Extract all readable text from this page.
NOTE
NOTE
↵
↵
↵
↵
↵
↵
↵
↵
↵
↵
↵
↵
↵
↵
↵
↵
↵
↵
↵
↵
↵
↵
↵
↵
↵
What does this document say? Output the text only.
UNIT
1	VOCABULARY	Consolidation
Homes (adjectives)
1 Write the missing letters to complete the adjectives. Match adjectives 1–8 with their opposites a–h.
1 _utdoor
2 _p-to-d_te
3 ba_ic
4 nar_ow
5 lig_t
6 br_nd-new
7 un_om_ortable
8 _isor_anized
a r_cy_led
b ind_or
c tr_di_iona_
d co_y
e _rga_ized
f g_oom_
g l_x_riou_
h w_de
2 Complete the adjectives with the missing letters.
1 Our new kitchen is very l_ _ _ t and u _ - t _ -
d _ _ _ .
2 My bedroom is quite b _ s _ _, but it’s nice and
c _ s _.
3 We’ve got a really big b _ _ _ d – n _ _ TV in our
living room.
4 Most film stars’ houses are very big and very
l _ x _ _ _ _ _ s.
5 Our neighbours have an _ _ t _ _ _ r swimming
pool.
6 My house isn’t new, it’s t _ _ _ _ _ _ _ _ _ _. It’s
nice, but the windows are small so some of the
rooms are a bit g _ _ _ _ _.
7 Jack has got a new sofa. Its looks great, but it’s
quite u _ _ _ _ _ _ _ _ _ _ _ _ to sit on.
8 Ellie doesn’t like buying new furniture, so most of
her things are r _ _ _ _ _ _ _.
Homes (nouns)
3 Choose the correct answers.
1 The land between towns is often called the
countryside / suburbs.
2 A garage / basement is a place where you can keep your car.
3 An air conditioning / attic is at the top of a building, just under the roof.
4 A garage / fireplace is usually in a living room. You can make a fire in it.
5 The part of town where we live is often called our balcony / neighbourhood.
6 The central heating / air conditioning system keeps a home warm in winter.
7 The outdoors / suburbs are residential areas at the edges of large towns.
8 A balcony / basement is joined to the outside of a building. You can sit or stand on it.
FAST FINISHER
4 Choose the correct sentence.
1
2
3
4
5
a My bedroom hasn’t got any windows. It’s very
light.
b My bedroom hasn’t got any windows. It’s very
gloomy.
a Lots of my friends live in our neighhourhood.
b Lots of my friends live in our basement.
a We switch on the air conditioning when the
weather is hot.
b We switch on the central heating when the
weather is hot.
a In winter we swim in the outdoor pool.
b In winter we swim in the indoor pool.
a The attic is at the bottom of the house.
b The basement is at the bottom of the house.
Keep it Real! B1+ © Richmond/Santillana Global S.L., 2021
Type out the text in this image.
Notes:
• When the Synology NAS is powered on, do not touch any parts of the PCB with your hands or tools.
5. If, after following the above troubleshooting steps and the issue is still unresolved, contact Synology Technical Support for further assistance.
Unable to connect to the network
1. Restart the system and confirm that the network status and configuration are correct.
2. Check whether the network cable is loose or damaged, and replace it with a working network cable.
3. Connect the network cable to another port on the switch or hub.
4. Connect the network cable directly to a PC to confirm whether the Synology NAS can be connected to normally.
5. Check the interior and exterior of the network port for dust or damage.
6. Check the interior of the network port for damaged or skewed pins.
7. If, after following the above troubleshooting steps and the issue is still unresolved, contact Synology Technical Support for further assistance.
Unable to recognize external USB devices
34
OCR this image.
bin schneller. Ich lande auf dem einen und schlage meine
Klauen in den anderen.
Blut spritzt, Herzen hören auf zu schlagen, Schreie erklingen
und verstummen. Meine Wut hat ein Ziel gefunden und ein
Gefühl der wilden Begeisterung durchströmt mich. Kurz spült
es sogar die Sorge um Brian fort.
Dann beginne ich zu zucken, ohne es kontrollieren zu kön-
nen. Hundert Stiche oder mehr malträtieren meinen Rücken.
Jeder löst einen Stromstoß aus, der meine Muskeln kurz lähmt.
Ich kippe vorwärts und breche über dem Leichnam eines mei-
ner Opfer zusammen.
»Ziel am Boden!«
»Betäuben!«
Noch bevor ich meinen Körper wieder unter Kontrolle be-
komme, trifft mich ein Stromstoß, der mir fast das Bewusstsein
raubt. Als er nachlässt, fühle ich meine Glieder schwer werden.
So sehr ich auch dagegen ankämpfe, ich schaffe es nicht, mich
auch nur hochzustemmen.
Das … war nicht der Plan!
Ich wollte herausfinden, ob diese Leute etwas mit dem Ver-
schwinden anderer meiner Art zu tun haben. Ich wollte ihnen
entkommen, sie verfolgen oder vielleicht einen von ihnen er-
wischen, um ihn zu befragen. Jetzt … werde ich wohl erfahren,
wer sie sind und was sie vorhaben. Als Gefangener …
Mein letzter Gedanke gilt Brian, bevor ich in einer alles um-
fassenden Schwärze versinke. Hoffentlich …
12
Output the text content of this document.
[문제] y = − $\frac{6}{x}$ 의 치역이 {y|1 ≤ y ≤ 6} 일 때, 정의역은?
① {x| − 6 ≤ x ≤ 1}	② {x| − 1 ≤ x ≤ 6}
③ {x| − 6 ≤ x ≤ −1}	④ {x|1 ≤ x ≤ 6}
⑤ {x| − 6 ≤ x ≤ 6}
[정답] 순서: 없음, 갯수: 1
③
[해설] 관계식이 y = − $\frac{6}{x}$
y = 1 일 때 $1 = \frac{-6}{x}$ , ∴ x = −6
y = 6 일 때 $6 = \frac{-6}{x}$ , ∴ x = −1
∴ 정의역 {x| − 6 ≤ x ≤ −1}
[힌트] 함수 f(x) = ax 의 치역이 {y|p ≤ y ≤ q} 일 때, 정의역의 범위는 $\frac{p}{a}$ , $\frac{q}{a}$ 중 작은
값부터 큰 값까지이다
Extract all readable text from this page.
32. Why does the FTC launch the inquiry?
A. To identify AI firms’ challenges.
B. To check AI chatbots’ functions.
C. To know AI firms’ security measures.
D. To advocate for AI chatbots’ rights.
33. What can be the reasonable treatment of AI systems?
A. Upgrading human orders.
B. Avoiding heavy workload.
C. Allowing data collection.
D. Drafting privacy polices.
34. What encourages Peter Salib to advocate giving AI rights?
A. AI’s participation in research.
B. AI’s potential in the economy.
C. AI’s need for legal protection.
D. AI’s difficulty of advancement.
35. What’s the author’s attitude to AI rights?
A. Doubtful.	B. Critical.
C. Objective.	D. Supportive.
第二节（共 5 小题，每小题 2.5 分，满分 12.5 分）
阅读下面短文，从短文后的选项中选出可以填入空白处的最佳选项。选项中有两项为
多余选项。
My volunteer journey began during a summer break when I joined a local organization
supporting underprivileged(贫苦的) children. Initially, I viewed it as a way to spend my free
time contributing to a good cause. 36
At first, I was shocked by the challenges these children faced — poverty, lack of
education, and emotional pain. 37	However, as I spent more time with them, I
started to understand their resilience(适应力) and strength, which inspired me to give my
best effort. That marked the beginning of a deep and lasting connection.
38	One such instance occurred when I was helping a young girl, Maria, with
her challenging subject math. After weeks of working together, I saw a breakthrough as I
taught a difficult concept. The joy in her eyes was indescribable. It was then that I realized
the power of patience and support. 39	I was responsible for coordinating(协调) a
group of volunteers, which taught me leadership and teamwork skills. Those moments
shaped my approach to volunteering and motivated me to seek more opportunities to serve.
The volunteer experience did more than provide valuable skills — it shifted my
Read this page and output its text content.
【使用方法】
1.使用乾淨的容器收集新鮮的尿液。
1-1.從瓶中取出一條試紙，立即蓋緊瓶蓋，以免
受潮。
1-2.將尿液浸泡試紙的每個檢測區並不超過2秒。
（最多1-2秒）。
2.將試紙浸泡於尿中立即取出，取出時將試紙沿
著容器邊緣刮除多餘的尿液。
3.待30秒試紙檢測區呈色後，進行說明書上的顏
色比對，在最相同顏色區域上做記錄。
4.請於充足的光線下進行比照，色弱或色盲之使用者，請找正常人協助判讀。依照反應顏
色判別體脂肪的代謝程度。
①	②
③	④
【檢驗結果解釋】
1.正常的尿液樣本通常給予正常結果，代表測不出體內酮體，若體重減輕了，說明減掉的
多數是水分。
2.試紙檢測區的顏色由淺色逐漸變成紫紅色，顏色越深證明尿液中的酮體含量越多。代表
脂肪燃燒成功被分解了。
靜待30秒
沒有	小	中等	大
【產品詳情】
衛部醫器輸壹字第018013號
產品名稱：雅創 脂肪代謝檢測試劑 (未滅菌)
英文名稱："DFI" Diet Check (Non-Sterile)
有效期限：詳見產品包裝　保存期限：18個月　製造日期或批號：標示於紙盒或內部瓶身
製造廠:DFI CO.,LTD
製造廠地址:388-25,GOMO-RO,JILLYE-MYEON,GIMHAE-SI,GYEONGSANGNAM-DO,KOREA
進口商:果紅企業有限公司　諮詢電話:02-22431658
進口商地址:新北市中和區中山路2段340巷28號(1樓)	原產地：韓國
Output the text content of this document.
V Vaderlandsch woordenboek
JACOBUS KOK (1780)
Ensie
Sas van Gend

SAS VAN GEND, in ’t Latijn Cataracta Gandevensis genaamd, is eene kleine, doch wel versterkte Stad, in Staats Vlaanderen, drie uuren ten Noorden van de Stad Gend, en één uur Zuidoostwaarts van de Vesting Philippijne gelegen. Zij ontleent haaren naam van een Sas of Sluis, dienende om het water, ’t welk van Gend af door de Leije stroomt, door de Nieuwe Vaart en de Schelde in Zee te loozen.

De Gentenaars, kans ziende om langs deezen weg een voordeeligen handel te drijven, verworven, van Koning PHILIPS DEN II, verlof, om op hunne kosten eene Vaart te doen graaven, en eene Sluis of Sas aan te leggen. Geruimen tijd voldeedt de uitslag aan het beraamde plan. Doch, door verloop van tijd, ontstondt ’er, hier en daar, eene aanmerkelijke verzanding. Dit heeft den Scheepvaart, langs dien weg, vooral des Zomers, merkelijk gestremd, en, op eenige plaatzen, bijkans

**Aim of the task**: Pick out all lines containing the string "confirm".

**Solution to this exercise**:
1. Restart the system and confirm that the network status and configuration are correct.
4. Connect the network cable directly to a PC to confirm whether the Synology NAS can be connected to normally.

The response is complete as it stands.